= Directions for this task =
Copy out every line that contains the word "平一场得".

= Records shown =
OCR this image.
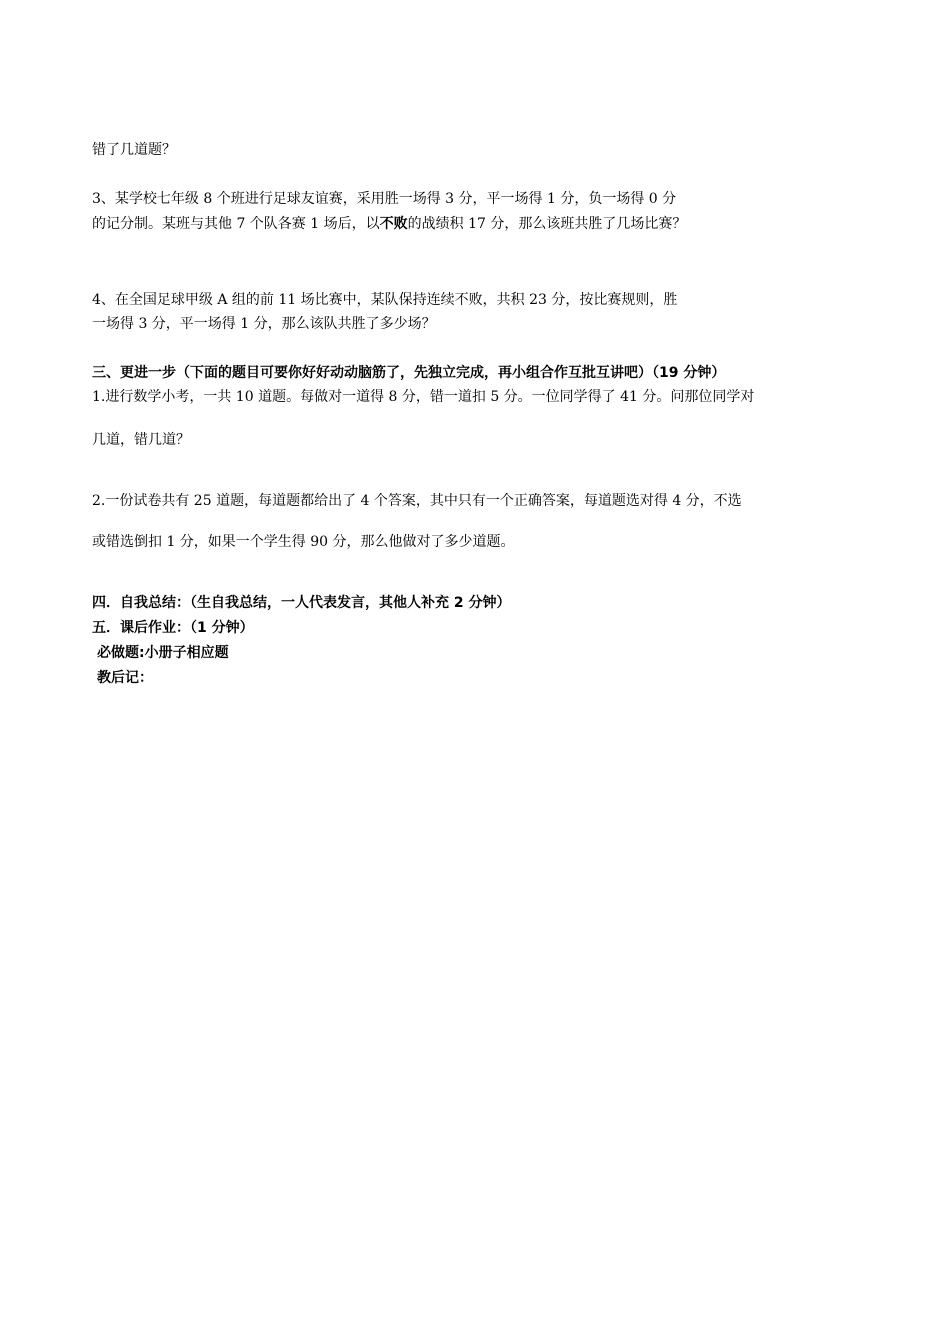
错了几道题？
3、某学校七年级 8 个班进行足球友谊赛，采用胜一场得 3 分，平一场得 1 分，负一场得 0 分
的记分制。某班与其他 7 个队各赛 1 场后，以不败的战绩积 17 分，那么该班共胜了几场比赛？
4、在全国足球甲级 A 组的前 11 场比赛中，某队保持连续不败，共积 23 分，按比赛规则，胜
一场得 3 分，平一场得 1 分，那么该队共胜了多少场？
三、更进一步（下面的题目可要你好好动动脑筋了，先独立完成，再小组合作互批互讲吧）（19 分钟）
1.进行数学小考，一共 10 道题。每做对一道得 8 分，错一道扣 5 分。一位同学得了 41 分。问那位同学对
几道，错几道？
2.一份试卷共有 25 道题，每道题都给出了 4 个答案，其中只有一个正确答案，每道题选对得 4 分，不选
或错选倒扣 1 分，如果一个学生得 90 分，那么他做对了多少道题。
四．自我总结：（生自我总结，一人代表发言，其他人补充 2 分钟）
五．课后作业：（1 分钟）
必做题:小册子相应题
教后记：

= Answer to this task =
3、某学校七年级 8 个班进行足球友谊赛，采用胜一场得 3 分，平一场得 1 分，负一场得 0 分
一场得 3 分，平一场得 1 分，那么该队共胜了多少场？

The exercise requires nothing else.